Everything from the line containing "Read all visible content and emit it as JSON." through the last line of the records must be returned verbatim, and nothing outside that range.

-- Records for processing start --

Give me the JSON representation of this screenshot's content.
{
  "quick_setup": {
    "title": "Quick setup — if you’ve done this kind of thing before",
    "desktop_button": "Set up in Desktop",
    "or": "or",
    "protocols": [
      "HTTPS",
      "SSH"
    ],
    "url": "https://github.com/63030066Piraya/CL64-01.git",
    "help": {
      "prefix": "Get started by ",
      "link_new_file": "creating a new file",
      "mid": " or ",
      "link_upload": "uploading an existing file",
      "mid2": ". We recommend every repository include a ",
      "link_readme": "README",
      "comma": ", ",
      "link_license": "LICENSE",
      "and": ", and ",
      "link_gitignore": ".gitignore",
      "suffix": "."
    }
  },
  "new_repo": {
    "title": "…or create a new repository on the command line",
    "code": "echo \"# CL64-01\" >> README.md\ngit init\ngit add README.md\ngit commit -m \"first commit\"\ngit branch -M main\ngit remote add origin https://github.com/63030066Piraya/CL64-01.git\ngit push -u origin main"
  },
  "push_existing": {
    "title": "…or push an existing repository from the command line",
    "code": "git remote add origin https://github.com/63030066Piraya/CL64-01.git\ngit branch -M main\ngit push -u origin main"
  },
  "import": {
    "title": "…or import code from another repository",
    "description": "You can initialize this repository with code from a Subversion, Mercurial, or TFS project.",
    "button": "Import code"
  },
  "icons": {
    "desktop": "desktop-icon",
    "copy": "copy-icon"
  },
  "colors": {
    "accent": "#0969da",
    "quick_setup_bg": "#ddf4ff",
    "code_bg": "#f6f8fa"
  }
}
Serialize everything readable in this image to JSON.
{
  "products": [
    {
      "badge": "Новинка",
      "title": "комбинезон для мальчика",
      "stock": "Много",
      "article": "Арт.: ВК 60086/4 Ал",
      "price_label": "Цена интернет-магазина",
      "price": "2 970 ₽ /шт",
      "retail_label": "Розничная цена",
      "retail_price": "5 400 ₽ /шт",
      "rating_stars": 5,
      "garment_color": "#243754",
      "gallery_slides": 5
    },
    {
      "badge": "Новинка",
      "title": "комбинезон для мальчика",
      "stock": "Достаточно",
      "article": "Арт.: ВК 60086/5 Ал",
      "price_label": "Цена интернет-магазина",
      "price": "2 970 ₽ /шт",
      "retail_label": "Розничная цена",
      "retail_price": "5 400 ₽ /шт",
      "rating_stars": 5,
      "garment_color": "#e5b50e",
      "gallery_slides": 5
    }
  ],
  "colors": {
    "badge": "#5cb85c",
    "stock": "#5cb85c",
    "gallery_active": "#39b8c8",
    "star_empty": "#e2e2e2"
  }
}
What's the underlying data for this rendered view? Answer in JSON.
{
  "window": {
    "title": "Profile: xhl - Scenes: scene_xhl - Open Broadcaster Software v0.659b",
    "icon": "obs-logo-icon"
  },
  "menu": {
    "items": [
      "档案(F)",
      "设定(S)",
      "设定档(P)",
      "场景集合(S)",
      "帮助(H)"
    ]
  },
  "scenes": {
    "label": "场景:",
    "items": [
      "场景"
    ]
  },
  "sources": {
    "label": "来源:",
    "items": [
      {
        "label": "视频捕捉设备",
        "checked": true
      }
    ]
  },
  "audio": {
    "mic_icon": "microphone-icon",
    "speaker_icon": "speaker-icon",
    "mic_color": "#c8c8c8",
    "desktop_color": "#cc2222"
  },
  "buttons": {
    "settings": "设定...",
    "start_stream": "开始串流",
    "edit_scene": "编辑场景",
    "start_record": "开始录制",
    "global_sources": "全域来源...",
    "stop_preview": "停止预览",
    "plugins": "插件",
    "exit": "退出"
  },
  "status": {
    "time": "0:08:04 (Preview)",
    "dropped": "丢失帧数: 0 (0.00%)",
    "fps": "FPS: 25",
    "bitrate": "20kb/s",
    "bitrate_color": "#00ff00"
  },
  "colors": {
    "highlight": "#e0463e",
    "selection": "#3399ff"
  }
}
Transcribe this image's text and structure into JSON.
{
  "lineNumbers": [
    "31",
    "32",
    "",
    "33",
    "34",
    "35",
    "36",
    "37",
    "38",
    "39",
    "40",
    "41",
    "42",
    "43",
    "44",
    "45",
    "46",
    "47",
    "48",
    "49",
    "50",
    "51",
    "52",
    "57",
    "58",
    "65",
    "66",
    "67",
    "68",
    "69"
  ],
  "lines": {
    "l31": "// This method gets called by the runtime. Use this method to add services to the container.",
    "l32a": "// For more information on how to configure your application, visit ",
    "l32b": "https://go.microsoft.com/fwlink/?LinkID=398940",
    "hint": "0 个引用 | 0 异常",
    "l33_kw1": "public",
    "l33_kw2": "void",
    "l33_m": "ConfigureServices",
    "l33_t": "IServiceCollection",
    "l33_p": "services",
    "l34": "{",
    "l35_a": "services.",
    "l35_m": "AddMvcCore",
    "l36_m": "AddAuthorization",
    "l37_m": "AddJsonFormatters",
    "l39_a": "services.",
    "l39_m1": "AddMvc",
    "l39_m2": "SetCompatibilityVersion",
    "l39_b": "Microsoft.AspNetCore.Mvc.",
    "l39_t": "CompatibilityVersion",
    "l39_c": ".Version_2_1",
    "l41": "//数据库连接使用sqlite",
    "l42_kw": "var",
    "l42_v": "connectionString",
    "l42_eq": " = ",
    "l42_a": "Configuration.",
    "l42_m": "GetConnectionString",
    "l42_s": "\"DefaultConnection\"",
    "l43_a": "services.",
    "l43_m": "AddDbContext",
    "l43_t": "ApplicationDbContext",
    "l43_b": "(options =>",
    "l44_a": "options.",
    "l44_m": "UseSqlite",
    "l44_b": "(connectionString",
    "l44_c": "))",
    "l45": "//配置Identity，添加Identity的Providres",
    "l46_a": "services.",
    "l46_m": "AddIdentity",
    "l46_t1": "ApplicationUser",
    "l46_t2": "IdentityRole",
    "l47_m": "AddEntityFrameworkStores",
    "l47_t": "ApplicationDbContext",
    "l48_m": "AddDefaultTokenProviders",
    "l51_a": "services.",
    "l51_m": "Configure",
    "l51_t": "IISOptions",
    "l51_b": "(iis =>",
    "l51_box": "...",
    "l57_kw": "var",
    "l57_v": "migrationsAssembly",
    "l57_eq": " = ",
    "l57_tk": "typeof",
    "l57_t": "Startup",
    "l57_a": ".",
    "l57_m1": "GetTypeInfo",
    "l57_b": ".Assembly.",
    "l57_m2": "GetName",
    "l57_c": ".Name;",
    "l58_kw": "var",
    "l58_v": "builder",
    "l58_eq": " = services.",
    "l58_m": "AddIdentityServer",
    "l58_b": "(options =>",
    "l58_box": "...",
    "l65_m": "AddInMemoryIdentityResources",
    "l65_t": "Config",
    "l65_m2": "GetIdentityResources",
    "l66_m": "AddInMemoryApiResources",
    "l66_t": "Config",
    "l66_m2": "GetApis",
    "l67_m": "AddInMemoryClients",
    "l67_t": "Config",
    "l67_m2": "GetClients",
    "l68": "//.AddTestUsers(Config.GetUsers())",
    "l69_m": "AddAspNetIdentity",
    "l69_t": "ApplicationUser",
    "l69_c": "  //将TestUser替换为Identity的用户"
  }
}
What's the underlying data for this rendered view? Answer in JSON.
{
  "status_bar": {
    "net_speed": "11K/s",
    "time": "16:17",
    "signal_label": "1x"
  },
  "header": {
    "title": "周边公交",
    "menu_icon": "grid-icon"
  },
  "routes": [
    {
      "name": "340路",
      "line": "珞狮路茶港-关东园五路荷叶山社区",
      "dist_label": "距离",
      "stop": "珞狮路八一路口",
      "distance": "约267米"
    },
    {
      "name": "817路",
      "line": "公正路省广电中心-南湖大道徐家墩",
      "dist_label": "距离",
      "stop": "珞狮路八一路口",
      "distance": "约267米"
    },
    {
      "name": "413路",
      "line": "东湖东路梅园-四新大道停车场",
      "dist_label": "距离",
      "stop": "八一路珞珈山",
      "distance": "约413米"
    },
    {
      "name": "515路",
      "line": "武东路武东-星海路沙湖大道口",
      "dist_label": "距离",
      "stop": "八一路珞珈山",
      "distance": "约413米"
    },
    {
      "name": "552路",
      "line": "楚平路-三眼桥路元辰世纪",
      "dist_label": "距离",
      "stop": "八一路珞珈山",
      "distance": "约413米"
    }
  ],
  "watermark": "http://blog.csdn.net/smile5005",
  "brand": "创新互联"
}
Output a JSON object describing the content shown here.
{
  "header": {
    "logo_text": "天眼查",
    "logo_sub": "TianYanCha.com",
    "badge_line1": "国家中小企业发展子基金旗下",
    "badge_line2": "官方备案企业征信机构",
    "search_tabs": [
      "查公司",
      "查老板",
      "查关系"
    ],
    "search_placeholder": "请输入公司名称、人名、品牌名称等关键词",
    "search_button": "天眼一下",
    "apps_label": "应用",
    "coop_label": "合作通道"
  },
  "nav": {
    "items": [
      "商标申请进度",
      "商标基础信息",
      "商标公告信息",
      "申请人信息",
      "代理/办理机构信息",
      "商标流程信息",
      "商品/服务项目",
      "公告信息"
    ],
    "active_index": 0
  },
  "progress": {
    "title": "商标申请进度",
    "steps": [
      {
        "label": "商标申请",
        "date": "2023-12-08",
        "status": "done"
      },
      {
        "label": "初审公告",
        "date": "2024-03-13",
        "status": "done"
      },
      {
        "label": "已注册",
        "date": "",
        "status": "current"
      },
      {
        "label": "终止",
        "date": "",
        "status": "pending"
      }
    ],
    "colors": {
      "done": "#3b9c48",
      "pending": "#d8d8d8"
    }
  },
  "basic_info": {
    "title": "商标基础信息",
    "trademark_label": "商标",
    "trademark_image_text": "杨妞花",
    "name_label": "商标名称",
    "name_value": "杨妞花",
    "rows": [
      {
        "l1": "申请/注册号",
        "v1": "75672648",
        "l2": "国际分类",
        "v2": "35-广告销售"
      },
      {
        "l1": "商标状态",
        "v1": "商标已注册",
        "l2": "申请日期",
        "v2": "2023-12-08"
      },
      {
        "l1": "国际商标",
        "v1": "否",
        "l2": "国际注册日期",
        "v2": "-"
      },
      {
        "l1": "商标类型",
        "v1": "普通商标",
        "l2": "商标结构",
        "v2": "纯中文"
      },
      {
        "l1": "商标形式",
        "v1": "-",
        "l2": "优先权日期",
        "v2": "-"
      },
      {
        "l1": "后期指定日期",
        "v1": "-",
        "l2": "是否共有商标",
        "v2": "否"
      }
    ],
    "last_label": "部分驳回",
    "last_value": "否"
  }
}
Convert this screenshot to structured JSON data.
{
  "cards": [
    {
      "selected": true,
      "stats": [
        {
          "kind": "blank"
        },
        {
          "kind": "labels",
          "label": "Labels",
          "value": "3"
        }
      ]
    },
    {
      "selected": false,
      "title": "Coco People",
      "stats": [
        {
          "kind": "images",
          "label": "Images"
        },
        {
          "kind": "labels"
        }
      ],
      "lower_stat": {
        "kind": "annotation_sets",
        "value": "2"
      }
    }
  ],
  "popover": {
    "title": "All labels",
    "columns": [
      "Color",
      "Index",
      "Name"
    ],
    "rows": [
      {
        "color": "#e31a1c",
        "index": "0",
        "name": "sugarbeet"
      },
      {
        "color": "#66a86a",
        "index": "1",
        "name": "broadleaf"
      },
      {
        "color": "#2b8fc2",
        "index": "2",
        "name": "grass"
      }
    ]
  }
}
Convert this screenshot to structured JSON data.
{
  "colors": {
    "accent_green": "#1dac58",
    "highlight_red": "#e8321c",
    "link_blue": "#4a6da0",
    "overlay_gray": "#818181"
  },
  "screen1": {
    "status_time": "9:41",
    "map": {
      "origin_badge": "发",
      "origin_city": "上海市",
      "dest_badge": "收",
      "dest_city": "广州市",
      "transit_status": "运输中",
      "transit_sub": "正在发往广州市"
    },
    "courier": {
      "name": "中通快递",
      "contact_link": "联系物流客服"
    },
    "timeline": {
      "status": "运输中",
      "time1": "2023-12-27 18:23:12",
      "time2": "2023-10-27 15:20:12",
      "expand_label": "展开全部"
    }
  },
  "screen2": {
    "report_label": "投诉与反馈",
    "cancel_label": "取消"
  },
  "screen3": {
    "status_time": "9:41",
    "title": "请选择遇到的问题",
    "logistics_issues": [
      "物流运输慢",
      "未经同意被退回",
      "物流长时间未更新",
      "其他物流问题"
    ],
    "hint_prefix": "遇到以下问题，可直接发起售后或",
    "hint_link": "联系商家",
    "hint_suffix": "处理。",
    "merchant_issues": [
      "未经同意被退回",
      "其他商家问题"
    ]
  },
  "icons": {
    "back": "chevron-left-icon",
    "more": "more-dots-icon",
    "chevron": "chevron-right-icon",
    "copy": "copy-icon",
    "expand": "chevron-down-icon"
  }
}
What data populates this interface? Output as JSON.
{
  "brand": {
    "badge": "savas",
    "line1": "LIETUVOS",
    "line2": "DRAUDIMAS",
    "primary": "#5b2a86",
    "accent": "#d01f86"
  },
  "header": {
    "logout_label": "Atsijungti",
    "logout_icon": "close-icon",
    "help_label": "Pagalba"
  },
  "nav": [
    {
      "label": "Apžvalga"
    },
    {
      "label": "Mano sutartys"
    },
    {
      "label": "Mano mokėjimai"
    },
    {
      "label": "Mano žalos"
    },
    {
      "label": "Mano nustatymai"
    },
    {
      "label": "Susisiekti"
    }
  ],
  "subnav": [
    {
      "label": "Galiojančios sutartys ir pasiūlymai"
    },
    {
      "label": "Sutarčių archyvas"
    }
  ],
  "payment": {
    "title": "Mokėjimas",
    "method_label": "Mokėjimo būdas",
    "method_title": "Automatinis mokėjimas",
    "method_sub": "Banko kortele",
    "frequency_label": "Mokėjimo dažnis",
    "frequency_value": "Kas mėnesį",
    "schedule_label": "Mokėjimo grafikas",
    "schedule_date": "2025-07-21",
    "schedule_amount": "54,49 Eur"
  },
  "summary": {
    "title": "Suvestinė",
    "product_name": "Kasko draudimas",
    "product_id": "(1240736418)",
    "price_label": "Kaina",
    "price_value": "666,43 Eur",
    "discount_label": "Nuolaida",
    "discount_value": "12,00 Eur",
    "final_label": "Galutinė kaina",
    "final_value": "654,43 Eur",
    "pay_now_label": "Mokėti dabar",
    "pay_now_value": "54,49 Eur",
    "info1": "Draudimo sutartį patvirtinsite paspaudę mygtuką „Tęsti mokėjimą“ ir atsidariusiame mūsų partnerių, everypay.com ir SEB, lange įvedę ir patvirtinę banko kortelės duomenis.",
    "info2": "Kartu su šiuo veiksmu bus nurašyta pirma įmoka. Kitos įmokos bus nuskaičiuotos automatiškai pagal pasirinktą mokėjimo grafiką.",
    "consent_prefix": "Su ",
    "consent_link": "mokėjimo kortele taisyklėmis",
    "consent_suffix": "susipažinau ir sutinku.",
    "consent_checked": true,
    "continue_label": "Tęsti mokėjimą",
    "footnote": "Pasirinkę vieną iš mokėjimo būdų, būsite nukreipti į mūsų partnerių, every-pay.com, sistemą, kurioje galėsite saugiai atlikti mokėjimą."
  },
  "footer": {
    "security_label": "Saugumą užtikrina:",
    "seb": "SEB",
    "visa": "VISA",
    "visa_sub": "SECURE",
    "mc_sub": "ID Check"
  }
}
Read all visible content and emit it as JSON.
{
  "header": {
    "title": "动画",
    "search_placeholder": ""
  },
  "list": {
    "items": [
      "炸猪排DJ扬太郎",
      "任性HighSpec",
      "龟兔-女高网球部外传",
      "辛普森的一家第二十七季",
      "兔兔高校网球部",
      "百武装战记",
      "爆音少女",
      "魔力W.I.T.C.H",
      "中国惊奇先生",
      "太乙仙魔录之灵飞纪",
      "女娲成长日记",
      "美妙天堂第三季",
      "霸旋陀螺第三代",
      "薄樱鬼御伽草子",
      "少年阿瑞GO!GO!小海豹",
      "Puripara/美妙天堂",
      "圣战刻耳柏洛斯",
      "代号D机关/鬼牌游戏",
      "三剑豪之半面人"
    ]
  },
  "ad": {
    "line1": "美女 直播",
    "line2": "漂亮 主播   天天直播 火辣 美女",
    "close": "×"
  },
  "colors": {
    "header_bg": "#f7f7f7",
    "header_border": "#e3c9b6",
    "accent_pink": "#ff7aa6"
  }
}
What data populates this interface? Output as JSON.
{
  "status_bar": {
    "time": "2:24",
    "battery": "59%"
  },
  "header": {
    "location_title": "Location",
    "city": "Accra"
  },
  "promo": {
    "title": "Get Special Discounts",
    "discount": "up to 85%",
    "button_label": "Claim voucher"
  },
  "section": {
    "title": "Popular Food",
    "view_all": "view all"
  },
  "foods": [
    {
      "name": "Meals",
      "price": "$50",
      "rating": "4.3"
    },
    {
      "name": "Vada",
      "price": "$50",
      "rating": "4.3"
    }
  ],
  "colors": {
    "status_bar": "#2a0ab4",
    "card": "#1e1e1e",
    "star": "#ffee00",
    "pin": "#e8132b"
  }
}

-- Records for processing end --

== Task answer ==
Read all visible content and emit it as JSON.
{
  "header": {
    "title": "动画",
    "search_placeholder": ""
  },
  "list": {
    "items": [
      "炸猪排DJ扬太郎",
      "任性HighSpec",
      "龟兔-女高网球部外传",
      "辛普森的一家第二十七季",
      "兔兔高校网球部",
      "百武装战记",
      "爆音少女",
      "魔力W.I.T.C.H",
      "中国惊奇先生",
      "太乙仙魔录之灵飞纪",
      "女娲成长日记",
      "美妙天堂第三季",
      "霸旋陀螺第三代",
      "薄樱鬼御伽草子",
      "少年阿瑞GO!GO!小海豹",
      "Puripara/美妙天堂",
      "圣战刻耳柏洛斯",
      "代号D机关/鬼牌游戏",
      "三剑豪之半面人"
    ]
  },
  "ad": {
    "line1": "美女 直播",
    "line2": "漂亮 主播   天天直播 火辣 美女",
    "close": "×"
  },
  "colors": {
    "header_bg": "#f7f7f7",
    "header_border": "#e3c9b6",
    "accent_pink": "#ff7aa6"
  }
}
What data populates this interface? Output as JSON.
{
  "status_bar": {
    "time": "2:24",
    "battery": "59%"
  },
  "header": {
    "location_title": "Location",
    "city": "Accra"
  },
  "promo": {
    "title": "Get Special Discounts",
    "discount": "up to 85%",
    "button_label": "Claim voucher"
  },
  "section": {
    "title": "Popular Food",
    "view_all": "view all"
  },
  "foods": [
    {
      "name": "Meals",
      "price": "$50",
      "rating": "4.3"
    },
    {
      "name": "Vada",
      "price": "$50",
      "rating": "4.3"
    }
  ],
  "colors": {
    "status_bar": "#2a0ab4",
    "card": "#1e1e1e",
    "star": "#ffee00",
    "pin": "#e8132b"
  }
}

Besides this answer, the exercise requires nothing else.